It halted not, this black monster of invasion, but proceeded on its way southward, and when I was there, in June, 1883, was four hundred miles south of the Border. In company with a delightful acquaintance, Mr. Hotter, a well-known lawyer of St. Joseph, Missouri, I left Chihuahua one night, at eleven o'clock, for the end of track. The road had not then been "accepted" beyond the city by the government engineer, but a caboose was attached to every construction train in which passengers who chose to make the venture could stow themselves at their own risk. The opportunity for visiting hitherto inaccessible country and distant relations, without cost, was too tempting for the Mexican to resist, and the caboose was so crowded that a seat on the floor, even, was at a premium. The Mexicans had an abundance of provender, and they ate, and smoked, and spat, until the air was blue, themselves gorged almost to bursting, and the floor itself in the condition of their own dirty hovels. The men were voluble, the women loquacious, and the babies yelled all the night long, so that we were not at all sorry when daylight came.

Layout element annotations
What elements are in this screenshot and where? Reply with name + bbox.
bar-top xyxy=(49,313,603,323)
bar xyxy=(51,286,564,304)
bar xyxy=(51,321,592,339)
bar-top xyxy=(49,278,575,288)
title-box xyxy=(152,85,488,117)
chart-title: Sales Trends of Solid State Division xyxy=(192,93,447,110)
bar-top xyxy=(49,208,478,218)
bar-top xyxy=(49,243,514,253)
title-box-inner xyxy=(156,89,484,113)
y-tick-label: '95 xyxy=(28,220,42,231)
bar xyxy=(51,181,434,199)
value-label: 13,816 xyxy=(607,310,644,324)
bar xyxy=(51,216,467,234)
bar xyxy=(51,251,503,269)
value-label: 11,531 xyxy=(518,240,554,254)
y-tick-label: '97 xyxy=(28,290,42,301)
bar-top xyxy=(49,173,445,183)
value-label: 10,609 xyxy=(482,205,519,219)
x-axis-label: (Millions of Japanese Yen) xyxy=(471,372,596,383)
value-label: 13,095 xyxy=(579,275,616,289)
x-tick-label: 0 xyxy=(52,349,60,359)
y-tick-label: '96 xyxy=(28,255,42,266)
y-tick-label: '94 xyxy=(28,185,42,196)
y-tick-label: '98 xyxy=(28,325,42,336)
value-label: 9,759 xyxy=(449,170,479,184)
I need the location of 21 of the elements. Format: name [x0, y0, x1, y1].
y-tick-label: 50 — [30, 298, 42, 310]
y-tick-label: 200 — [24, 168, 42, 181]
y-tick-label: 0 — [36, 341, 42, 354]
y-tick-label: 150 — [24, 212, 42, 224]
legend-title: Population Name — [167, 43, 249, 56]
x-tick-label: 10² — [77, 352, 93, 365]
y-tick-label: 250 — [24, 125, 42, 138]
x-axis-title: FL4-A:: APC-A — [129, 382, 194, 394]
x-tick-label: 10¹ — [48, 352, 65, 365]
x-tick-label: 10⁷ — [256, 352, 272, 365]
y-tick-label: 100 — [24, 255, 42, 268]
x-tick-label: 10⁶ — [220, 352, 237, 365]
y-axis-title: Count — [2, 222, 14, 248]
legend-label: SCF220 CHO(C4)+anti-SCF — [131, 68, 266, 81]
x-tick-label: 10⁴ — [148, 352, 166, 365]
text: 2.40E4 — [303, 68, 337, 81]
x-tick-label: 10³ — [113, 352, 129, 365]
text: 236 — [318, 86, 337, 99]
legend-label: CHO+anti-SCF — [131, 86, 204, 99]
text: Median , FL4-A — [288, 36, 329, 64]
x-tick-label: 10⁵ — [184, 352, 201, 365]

- _REQUESTS_
[a] Answer these questions about the passage on the railway journey from Chihuahua:
(i) In what month and year was the narrator there?
(ii) At what hour did the narrator leave Chihuahua?
(iii) What was attached to every construction train?
[b] Retype the rows from the first one through the line containing "title-box-inner xyxy=(156,89,484,113)", including both.
The rows are unrelated to the text.

- _SOLUTIONS BY TASK_
[a]
(i) June, 1883
(ii) Eleven o'clock at night
(iii) A caboose

[b]
What elements are in this screenshot and where? Reply with name + bbox.
bar-top xyxy=(49,313,603,323)
bar xyxy=(51,286,564,304)
bar xyxy=(51,321,592,339)
bar-top xyxy=(49,278,575,288)
title-box xyxy=(152,85,488,117)
chart-title: Sales Trends of Solid State Division xyxy=(192,93,447,110)
bar-top xyxy=(49,208,478,218)
bar-top xyxy=(49,243,514,253)
title-box-inner xyxy=(156,89,484,113)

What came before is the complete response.